Document segment.

++++

The plant that provides the United States with its chief source of heroin is just another crop here. The Guambiano Indians who live in Colombia's southwestern highlands never see the narcotic that their poppies produce and have no native use for it.

"It's a weed, basically," shrugs Calambas, a tribal leader and local farmer who grows a little opium himself. "You can just toss the seeds in anywhere, and up it sprouts. . . . You don't pay for the seeds, but the money you make can pay for the corn, onions and fertilizer you need to grow anything else."

Like many here, Calambas says he only grows a crop. Someone else converts it into an illicit narcotic. "There's nobody here that gets rich off of this, as you can see," he says. "The person who makes the money is the chemist, the man making the heroin."

Opium is Colombia's other illegitimate cash crop. Its cultivation is dwarfed by the farming of coca -- the raw ingredient in cocaine and the main target of U.S. eradication efforts.

The red and purple poppies arrived only a decade ago, when astute traffickers realized they could move in on the Middle Eastern drug trade.

It was a savvy move. While production in Colombia is minuscule compared with the opium centers of Afghanistan or Southeast Asia, the heroin produced here dominates the East Coast of the United States, where most U.S. heroin users are concentrated.

But it's in the rugged central and southwestern Colombian Andes where the narcotic first emerges. In Cauca state, on the steep, cold, cloud-shrouded lands of the Guambia reservation, poppies are not hard to find -- covering about a quarter of the tiny farms. On land so thick turf usually must be pulled up by hand and even lettuce involves constant care, opium grows easily.

The Guambianos, who number about 17,000 on a federally protected reservation near Silvia, a town of about 4,000 residents, lived on this land long before the arrival of the first Spanish explorers. Usually dressed in traditional blue skirts, black ponchos and bowler hats, they mostly have shied away from the violent trafficker and guerrilla groups who run the coca trade. They typically draw the attention of the government in Bogota only when they block highways and roads over land disputes.

Yet they remain one very small but pesky corner of the global drug war.

Empty promises

The poppies have been both a blessing and a curse, tribal leaders say. After decades of neglect, the Colombian government has funneled some money into poppy-growing regions to build roads, dams and schools -- pork-barrel projects that can generate jobs.

But the effort has been sporadic, and nothing makes up for the money a farmer can earn raising a few poppies.

"Historically, we've been marginalized over the years by the federal government," Calambas said. "There hasn't been a relationship with Bogota, so we were on our own. Then people started making money, growing this crop, and then planes came trying to kill it.

"That's what they call paying attention to us. Nobody warned us, told us they were coming. At first, people were shocked. Now they're just angry."

It's a familiar complaint among farmers who turn to coca and opium throughout rural Colombia to make ends meet. The money promised for development, they say, is never enough, or it never arrives. Meanwhile, the government sprays opium fields with herbicides that often kill other crops.

Pointing to large patches of yellowing fields where he says spraying occurred, farmer Manuel Morales said that he and others are fed up that they are being made to pay for what is a U.S. problem.

++++

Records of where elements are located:
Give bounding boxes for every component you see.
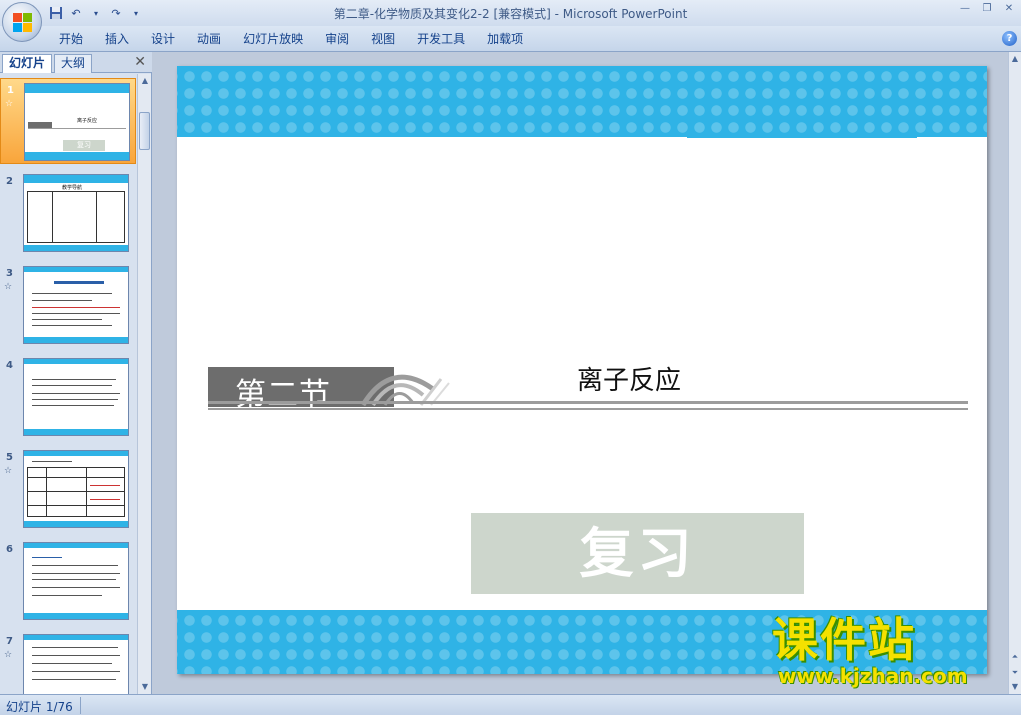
slide-top-band: [177, 66, 987, 137]
window-controls: — ❐ ✕: [959, 3, 1015, 15]
window-title: 第二章-化学物质及其变化2-2 [兼容模式] - Microsoft Power…: [0, 5, 1021, 22]
slide-number: 5: [6, 452, 13, 463]
tab-review[interactable]: 审阅: [314, 30, 360, 48]
watermark-logo: 课件站: [772, 613, 916, 667]
slide-number: 7: [6, 636, 13, 647]
tab-addins[interactable]: 加载项: [476, 30, 534, 48]
title-separator: -: [550, 7, 563, 21]
animation-star-icon: ☆: [4, 282, 13, 292]
tab-view[interactable]: 视图: [360, 30, 406, 48]
tab-developer[interactable]: 开发工具: [406, 30, 476, 48]
slide-thumbnail-2[interactable]: 2 教学导航: [0, 170, 136, 256]
tab-outline[interactable]: 大纲: [54, 54, 93, 73]
title-rule: [208, 401, 968, 404]
close-pane-icon[interactable]: ✕: [134, 54, 146, 70]
pane-tabs: 幻灯片 大纲 ✕: [0, 52, 152, 73]
slide-thumbnail-5[interactable]: 5 ☆: [0, 446, 136, 532]
tab-slideshow[interactable]: 幻灯片放映: [232, 30, 314, 48]
slide-thumbnail-3[interactable]: 3 ☆: [0, 262, 136, 348]
tab-animations[interactable]: 动画: [186, 30, 232, 48]
tab-design[interactable]: 设计: [140, 30, 186, 48]
close-window-icon[interactable]: ✕: [1003, 3, 1015, 15]
ribbon: 开始 插入 设计 动画 幻灯片放映 审阅 视图 开发工具 加载项 ?: [0, 26, 1021, 52]
next-slide-icon[interactable]: ⏷: [1009, 666, 1021, 680]
main-scroll-down-icon[interactable]: ▼: [1009, 680, 1021, 694]
title-bar: ↶ ▾ ↷ ▾ 第二章-化学物质及其变化2-2 [兼容模式] - Microso…: [0, 0, 1021, 26]
main-scroll-up-icon[interactable]: ▲: [1009, 52, 1021, 66]
thumbnail-image: [23, 634, 129, 694]
thumbnail-image: [23, 450, 129, 528]
minimize-icon[interactable]: —: [959, 3, 971, 15]
thumbnail-image: [23, 358, 129, 436]
slide-number: 6: [6, 544, 13, 555]
scrollbar-thumb[interactable]: [139, 112, 150, 150]
slide-number: 2: [6, 176, 13, 187]
slide-canvas[interactable]: 第二节 离子反应 复习: [177, 66, 987, 674]
watermark-url: www.kjzhan.com: [778, 664, 968, 688]
status-bar: 幻灯片 1/76: [0, 694, 1021, 715]
slide-thumbnail-4[interactable]: 4: [0, 354, 136, 440]
document-title: 第二章-化学物质及其变化2-2 [兼容模式]: [333, 7, 551, 21]
thumbnail-list: 1 ☆ 离子反应 复习 2 教学导航 3 ☆ 4 5 ☆ 6 7 ☆: [0, 74, 136, 694]
slide-counter: 幻灯片 1/76: [6, 700, 73, 714]
thumbnail-image: 离子反应 复习: [24, 83, 130, 161]
tab-insert[interactable]: 插入: [94, 30, 140, 48]
top-band-notch: [687, 134, 917, 138]
slide-thumbnail-7[interactable]: 7 ☆: [0, 630, 136, 694]
tab-slides[interactable]: 幻灯片: [2, 54, 53, 73]
office-logo-icon: [13, 13, 32, 32]
tab-home[interactable]: 开始: [48, 30, 94, 48]
help-icon[interactable]: ?: [1002, 31, 1017, 46]
animation-star-icon: ☆: [4, 466, 13, 476]
thumbnail-image: [23, 542, 129, 620]
slide-number: 3: [6, 268, 13, 279]
scroll-up-icon[interactable]: ▲: [138, 74, 152, 88]
thumbnail-image: [23, 266, 129, 344]
thumbnail-image: 教学导航: [23, 174, 129, 252]
title-rule-secondary: [208, 408, 968, 410]
slide-number: 4: [6, 360, 13, 371]
mini-review-box: 复习: [63, 140, 105, 151]
slides-pane: 幻灯片 大纲 ✕ 1 ☆ 离子反应 复习 2 教学导航 3 ☆ 4 5 ☆ 6 …: [0, 52, 152, 694]
slide-title: 离子反应: [577, 366, 682, 396]
animation-star-icon: ☆: [5, 99, 14, 109]
mini-slide-title: 教学导航: [62, 185, 83, 191]
scroll-down-icon[interactable]: ▼: [138, 680, 152, 694]
restore-icon[interactable]: ❐: [981, 3, 993, 15]
mini-slide-title: 离子反应: [77, 118, 98, 124]
previous-slide-icon[interactable]: ⏶: [1009, 650, 1021, 664]
office-button[interactable]: [2, 2, 42, 42]
thumbnail-scrollbar[interactable]: ▲ ▼: [137, 74, 151, 694]
app-name: Microsoft PowerPoint: [562, 7, 688, 21]
slide-thumbnail-1[interactable]: 1 ☆ 离子反应 复习: [0, 78, 136, 164]
slide-number: 1: [7, 85, 14, 96]
review-label: 复习: [579, 521, 696, 585]
status-separator: [80, 697, 81, 714]
animation-star-icon: ☆: [4, 650, 13, 660]
slide-thumbnail-6[interactable]: 6: [0, 538, 136, 624]
ribbon-tabs: 开始 插入 设计 动画 幻灯片放映 审阅 视图 开发工具 加载项: [48, 30, 534, 48]
main-scrollbar[interactable]: ▲ ⏶ ⏷ ▼: [1008, 52, 1021, 694]
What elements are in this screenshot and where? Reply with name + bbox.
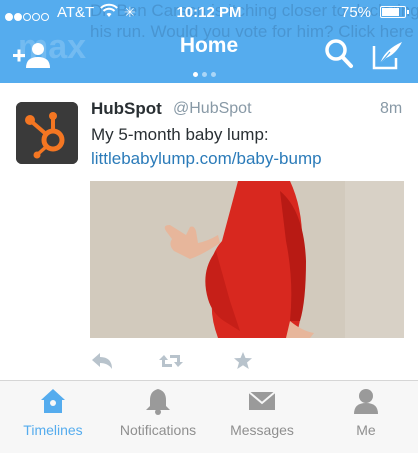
tab-label: Messages bbox=[230, 422, 294, 438]
author-handle[interactable]: @HubSpot bbox=[173, 100, 252, 118]
tab-label: Me bbox=[356, 422, 376, 438]
envelope-icon bbox=[248, 391, 276, 410]
favorite-icon[interactable] bbox=[230, 351, 256, 371]
tab-notifications[interactable]: Notifications bbox=[106, 381, 210, 453]
tab-bar: Timelines Notifications Messages Me bbox=[0, 380, 418, 453]
page-title: Home bbox=[179, 34, 239, 57]
tweet-link[interactable]: littlebabylump.com/baby-bump bbox=[91, 149, 322, 169]
person-icon bbox=[354, 389, 378, 414]
tweet-photo[interactable] bbox=[90, 181, 404, 338]
author-name[interactable]: HubSpot bbox=[91, 99, 162, 119]
header-bar: max Dr. Ben Carson is itching closer to … bbox=[0, 0, 418, 83]
tab-messages[interactable]: Messages bbox=[210, 381, 314, 453]
home-birdhouse-icon bbox=[41, 389, 65, 413]
search-icon[interactable] bbox=[324, 38, 354, 70]
tab-label: Timelines bbox=[23, 422, 83, 438]
tab-me[interactable]: Me bbox=[314, 381, 418, 453]
status-bar: AT&T ✳ 10:12 PM 75% bbox=[0, 0, 418, 24]
battery-icon bbox=[380, 6, 409, 18]
compose-tweet-icon[interactable] bbox=[372, 40, 404, 70]
tweet-time: 8m bbox=[380, 100, 403, 117]
retweet-icon[interactable] bbox=[158, 351, 184, 371]
tweet-card[interactable]: HubSpot @HubSpot 8m My 5-month baby lump… bbox=[0, 83, 418, 380]
tab-label: Notifications bbox=[119, 422, 197, 438]
hubspot-logo-icon[interactable] bbox=[16, 102, 78, 164]
page-dot bbox=[202, 72, 207, 77]
bell-icon bbox=[146, 389, 170, 415]
battery-percentage: 75% bbox=[341, 4, 372, 21]
reply-icon[interactable] bbox=[90, 351, 116, 371]
page-indicator[interactable] bbox=[193, 64, 225, 77]
page-dot bbox=[193, 72, 198, 77]
tab-timelines[interactable]: Timelines bbox=[1, 381, 105, 453]
page-dot bbox=[211, 72, 216, 77]
tweet-text: My 5-month baby lump: bbox=[91, 125, 269, 144]
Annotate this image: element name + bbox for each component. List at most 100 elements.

++++

Exercise requirements.
1. Answer these questions about the article on opium poppies in Colombia:
(a) About how many Guambianos live on the reservation?
(b) How long ago did the poppies arrive?
(c) About what share of the tiny farms on the Guambia reservation do poppies cover?
2. Rewrite the rows, starting at the line that has "tab-label: Messages bbox=[230, 422, 294, 438]" and ending after the line that has "tab-messages[interactable]: Messages bbox=[210, 381, 314, 453]". Replace "tab-label" with "tab-caption" and keep everything else the same.
The text and the rows are unrelated to each other.

Responses in order.
1.
(a) About 17,000.
(b) Only a decade ago.
(c) About a quarter.

2.
tab-caption: Messages bbox=[230, 422, 294, 438]
author-handle[interactable]: @HubSpot bbox=[173, 100, 252, 118]
tab-caption: Me bbox=[356, 422, 376, 438]
envelope-icon bbox=[248, 391, 276, 410]
favorite-icon[interactable] bbox=[230, 351, 256, 371]
tab-notifications[interactable]: Notifications bbox=[106, 381, 210, 453]
tab-bar: Timelines Notifications Messages Me bbox=[0, 380, 418, 453]
page-title: Home bbox=[179, 34, 239, 57]
tweet-link[interactable]: littlebabylump.com/baby-bump bbox=[91, 149, 322, 169]
person-icon bbox=[354, 389, 378, 414]
tweet-photo[interactable] bbox=[90, 181, 404, 338]
author-name[interactable]: HubSpot bbox=[91, 99, 162, 119]
header-bar: max Dr. Ben Carson is itching closer to … bbox=[0, 0, 418, 83]
tab-messages[interactable]: Messages bbox=[210, 381, 314, 453]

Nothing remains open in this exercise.